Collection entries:
- - - -

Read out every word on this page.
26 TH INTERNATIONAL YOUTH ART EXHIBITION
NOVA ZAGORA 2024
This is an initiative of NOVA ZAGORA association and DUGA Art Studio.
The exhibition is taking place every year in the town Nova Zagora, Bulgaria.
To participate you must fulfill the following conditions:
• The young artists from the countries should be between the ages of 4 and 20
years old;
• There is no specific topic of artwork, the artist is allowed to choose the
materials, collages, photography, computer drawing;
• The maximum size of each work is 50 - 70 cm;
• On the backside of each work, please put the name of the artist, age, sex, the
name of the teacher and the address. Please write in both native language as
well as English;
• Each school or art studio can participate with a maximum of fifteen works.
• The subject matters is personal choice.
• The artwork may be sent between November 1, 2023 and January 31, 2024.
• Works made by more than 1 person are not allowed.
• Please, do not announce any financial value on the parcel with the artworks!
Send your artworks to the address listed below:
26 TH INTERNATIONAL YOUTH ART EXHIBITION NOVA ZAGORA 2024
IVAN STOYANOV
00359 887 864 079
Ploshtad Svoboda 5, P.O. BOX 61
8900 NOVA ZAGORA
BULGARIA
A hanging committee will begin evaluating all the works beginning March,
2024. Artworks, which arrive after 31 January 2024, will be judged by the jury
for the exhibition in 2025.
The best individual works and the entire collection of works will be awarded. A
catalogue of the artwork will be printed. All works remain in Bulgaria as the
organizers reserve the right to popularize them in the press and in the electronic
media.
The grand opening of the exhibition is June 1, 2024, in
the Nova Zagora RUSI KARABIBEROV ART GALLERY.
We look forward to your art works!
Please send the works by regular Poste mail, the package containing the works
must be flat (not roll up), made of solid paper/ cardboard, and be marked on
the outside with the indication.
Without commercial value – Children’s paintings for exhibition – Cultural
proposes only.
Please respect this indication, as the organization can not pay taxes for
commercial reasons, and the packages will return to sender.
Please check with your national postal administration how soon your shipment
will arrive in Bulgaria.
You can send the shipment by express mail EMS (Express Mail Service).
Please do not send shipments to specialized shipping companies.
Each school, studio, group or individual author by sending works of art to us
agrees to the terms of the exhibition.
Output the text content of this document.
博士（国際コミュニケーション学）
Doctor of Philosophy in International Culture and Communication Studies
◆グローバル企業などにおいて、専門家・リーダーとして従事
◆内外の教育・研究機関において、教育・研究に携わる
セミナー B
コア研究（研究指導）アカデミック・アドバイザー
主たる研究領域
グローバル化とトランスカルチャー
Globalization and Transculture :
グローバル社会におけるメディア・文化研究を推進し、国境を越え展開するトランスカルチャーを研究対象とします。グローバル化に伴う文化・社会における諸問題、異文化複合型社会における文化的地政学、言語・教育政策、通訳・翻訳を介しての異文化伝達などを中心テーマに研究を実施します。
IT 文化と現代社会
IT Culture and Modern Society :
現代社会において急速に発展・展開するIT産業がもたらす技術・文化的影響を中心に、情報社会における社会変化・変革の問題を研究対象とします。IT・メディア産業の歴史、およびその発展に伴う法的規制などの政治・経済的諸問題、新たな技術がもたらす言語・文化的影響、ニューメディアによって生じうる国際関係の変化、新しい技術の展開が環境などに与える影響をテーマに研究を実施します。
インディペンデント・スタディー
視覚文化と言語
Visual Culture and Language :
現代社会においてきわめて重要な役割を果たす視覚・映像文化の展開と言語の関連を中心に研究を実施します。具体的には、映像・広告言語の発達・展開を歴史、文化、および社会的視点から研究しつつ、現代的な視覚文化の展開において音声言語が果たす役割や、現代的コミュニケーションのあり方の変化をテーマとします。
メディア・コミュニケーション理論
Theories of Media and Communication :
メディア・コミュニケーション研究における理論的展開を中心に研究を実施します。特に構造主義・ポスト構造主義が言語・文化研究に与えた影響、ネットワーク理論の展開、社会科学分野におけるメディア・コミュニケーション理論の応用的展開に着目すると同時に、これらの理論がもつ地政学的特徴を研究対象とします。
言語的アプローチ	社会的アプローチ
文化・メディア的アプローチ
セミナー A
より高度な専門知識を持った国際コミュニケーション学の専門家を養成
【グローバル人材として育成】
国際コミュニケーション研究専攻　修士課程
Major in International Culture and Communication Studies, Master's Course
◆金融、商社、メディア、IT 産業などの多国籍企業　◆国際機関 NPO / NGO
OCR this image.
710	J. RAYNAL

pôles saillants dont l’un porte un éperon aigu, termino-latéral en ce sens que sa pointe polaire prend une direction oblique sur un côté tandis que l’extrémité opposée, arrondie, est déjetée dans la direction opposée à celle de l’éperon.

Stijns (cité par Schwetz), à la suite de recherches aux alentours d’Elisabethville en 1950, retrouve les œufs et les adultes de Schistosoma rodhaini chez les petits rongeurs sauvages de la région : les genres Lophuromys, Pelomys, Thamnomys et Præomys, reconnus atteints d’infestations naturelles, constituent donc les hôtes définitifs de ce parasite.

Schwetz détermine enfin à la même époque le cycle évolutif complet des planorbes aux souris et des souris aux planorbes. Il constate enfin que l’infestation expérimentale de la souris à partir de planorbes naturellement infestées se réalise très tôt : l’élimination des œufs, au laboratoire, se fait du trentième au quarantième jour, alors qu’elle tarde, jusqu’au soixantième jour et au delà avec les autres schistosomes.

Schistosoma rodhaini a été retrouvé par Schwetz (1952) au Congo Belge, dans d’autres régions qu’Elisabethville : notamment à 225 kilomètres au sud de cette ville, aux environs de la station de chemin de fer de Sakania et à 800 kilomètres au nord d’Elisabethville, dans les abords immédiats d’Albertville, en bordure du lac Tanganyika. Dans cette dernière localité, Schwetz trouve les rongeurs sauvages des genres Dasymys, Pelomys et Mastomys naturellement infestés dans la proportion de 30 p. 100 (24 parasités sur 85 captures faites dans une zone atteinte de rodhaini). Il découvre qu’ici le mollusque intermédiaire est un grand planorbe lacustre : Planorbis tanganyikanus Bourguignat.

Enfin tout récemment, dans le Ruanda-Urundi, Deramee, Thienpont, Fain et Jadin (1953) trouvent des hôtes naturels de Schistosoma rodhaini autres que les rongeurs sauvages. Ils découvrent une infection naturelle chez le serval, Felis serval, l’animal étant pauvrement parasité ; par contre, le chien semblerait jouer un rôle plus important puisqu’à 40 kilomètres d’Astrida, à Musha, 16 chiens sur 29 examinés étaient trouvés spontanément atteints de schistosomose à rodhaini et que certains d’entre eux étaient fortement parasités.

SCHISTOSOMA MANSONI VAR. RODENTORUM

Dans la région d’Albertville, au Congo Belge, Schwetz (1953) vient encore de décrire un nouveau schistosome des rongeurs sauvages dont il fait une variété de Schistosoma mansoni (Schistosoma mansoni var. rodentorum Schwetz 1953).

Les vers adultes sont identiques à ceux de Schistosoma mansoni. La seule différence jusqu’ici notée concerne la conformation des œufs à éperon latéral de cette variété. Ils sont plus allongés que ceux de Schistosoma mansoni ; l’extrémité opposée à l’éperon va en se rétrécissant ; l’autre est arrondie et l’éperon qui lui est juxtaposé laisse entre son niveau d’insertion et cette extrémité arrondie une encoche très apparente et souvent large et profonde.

- - - -

● REQUIREMENTS
Return every record above exactly as it appears.

● RESULT
Read out every word on this page.
26 TH INTERNATIONAL YOUTH ART EXHIBITION
NOVA ZAGORA 2024
This is an initiative of NOVA ZAGORA association and DUGA Art Studio.
The exhibition is taking place every year in the town Nova Zagora, Bulgaria.
To participate you must fulfill the following conditions:
• The young artists from the countries should be between the ages of 4 and 20
years old;
• There is no specific topic of artwork, the artist is allowed to choose the
materials, collages, photography, computer drawing;
• The maximum size of each work is 50 - 70 cm;
• On the backside of each work, please put the name of the artist, age, sex, the
name of the teacher and the address. Please write in both native language as
well as English;
• Each school or art studio can participate with a maximum of fifteen works.
• The subject matters is personal choice.
• The artwork may be sent between November 1, 2023 and January 31, 2024.
• Works made by more than 1 person are not allowed.
• Please, do not announce any financial value on the parcel with the artworks!
Send your artworks to the address listed below:
26 TH INTERNATIONAL YOUTH ART EXHIBITION NOVA ZAGORA 2024
IVAN STOYANOV
00359 887 864 079
Ploshtad Svoboda 5, P.O. BOX 61
8900 NOVA ZAGORA
BULGARIA
A hanging committee will begin evaluating all the works beginning March,
2024. Artworks, which arrive after 31 January 2024, will be judged by the jury
for the exhibition in 2025.
The best individual works and the entire collection of works will be awarded. A
catalogue of the artwork will be printed. All works remain in Bulgaria as the
organizers reserve the right to popularize them in the press and in the electronic
media.
The grand opening of the exhibition is June 1, 2024, in
the Nova Zagora RUSI KARABIBEROV ART GALLERY.
We look forward to your art works!
Please send the works by regular Poste mail, the package containing the works
must be flat (not roll up), made of solid paper/ cardboard, and be marked on
the outside with the indication.
Without commercial value – Children’s paintings for exhibition – Cultural
proposes only.
Please respect this indication, as the organization can not pay taxes for
commercial reasons, and the packages will return to sender.
Please check with your national postal administration how soon your shipment
will arrive in Bulgaria.
You can send the shipment by express mail EMS (Express Mail Service).
Please do not send shipments to specialized shipping companies.
Each school, studio, group or individual author by sending works of art to us
agrees to the terms of the exhibition.
Output the text content of this document.
博士（国際コミュニケーション学）
Doctor of Philosophy in International Culture and Communication Studies
◆グローバル企業などにおいて、専門家・リーダーとして従事
◆内外の教育・研究機関において、教育・研究に携わる
セミナー B
コア研究（研究指導）アカデミック・アドバイザー
主たる研究領域
グローバル化とトランスカルチャー
Globalization and Transculture :
グローバル社会におけるメディア・文化研究を推進し、国境を越え展開するトランスカルチャーを研究対象とします。グローバル化に伴う文化・社会における諸問題、異文化複合型社会における文化的地政学、言語・教育政策、通訳・翻訳を介しての異文化伝達などを中心テーマに研究を実施します。
IT 文化と現代社会
IT Culture and Modern Society :
現代社会において急速に発展・展開するIT産業がもたらす技術・文化的影響を中心に、情報社会における社会変化・変革の問題を研究対象とします。IT・メディア産業の歴史、およびその発展に伴う法的規制などの政治・経済的諸問題、新たな技術がもたらす言語・文化的影響、ニューメディアによって生じうる国際関係の変化、新しい技術の展開が環境などに与える影響をテーマに研究を実施します。
インディペンデント・スタディー
視覚文化と言語
Visual Culture and Language :
現代社会においてきわめて重要な役割を果たす視覚・映像文化の展開と言語の関連を中心に研究を実施します。具体的には、映像・広告言語の発達・展開を歴史、文化、および社会的視点から研究しつつ、現代的な視覚文化の展開において音声言語が果たす役割や、現代的コミュニケーションのあり方の変化をテーマとします。
メディア・コミュニケーション理論
Theories of Media and Communication :
メディア・コミュニケーション研究における理論的展開を中心に研究を実施します。特に構造主義・ポスト構造主義が言語・文化研究に与えた影響、ネットワーク理論の展開、社会科学分野におけるメディア・コミュニケーション理論の応用的展開に着目すると同時に、これらの理論がもつ地政学的特徴を研究対象とします。
言語的アプローチ	社会的アプローチ
文化・メディア的アプローチ
セミナー A
より高度な専門知識を持った国際コミュニケーション学の専門家を養成
【グローバル人材として育成】
国際コミュニケーション研究専攻　修士課程
Major in International Culture and Communication Studies, Master's Course
◆金融、商社、メディア、IT 産業などの多国籍企業　◆国際機関 NPO / NGO
OCR this image.
710	J. RAYNAL

pôles saillants dont l’un porte un éperon aigu, termino-latéral en ce sens que sa pointe polaire prend une direction oblique sur un côté tandis que l’extrémité opposée, arrondie, est déjetée dans la direction opposée à celle de l’éperon.

Stijns (cité par Schwetz), à la suite de recherches aux alentours d’Elisabethville en 1950, retrouve les œufs et les adultes de Schistosoma rodhaini chez les petits rongeurs sauvages de la région : les genres Lophuromys, Pelomys, Thamnomys et Præomys, reconnus atteints d’infestations naturelles, constituent donc les hôtes définitifs de ce parasite.

Schwetz détermine enfin à la même époque le cycle évolutif complet des planorbes aux souris et des souris aux planorbes. Il constate enfin que l’infestation expérimentale de la souris à partir de planorbes naturellement infestées se réalise très tôt : l’élimination des œufs, au laboratoire, se fait du trentième au quarantième jour, alors qu’elle tarde, jusqu’au soixantième jour et au delà avec les autres schistosomes.

Schistosoma rodhaini a été retrouvé par Schwetz (1952) au Congo Belge, dans d’autres régions qu’Elisabethville : notamment à 225 kilomètres au sud de cette ville, aux environs de la station de chemin de fer de Sakania et à 800 kilomètres au nord d’Elisabethville, dans les abords immédiats d’Albertville, en bordure du lac Tanganyika. Dans cette dernière localité, Schwetz trouve les rongeurs sauvages des genres Dasymys, Pelomys et Mastomys naturellement infestés dans la proportion de 30 p. 100 (24 parasités sur 85 captures faites dans une zone atteinte de rodhaini). Il découvre qu’ici le mollusque intermédiaire est un grand planorbe lacustre : Planorbis tanganyikanus Bourguignat.

Enfin tout récemment, dans le Ruanda-Urundi, Deramee, Thienpont, Fain et Jadin (1953) trouvent des hôtes naturels de Schistosoma rodhaini autres que les rongeurs sauvages. Ils découvrent une infection naturelle chez le serval, Felis serval, l’animal étant pauvrement parasité ; par contre, le chien semblerait jouer un rôle plus important puisqu’à 40 kilomètres d’Astrida, à Musha, 16 chiens sur 29 examinés étaient trouvés spontanément atteints de schistosomose à rodhaini et que certains d’entre eux étaient fortement parasités.

SCHISTOSOMA MANSONI VAR. RODENTORUM

Dans la région d’Albertville, au Congo Belge, Schwetz (1953) vient encore de décrire un nouveau schistosome des rongeurs sauvages dont il fait une variété de Schistosoma mansoni (Schistosoma mansoni var. rodentorum Schwetz 1953).

Les vers adultes sont identiques à ceux de Schistosoma mansoni. La seule différence jusqu’ici notée concerne la conformation des œufs à éperon latéral de cette variété. Ils sont plus allongés que ceux de Schistosoma mansoni ; l’extrémité opposée à l’éperon va en se rétrécissant ; l’autre est arrondie et l’éperon qui lui est juxtaposé laisse entre son niveau d’insertion et cette extrémité arrondie une encoche très apparente et souvent large et profonde.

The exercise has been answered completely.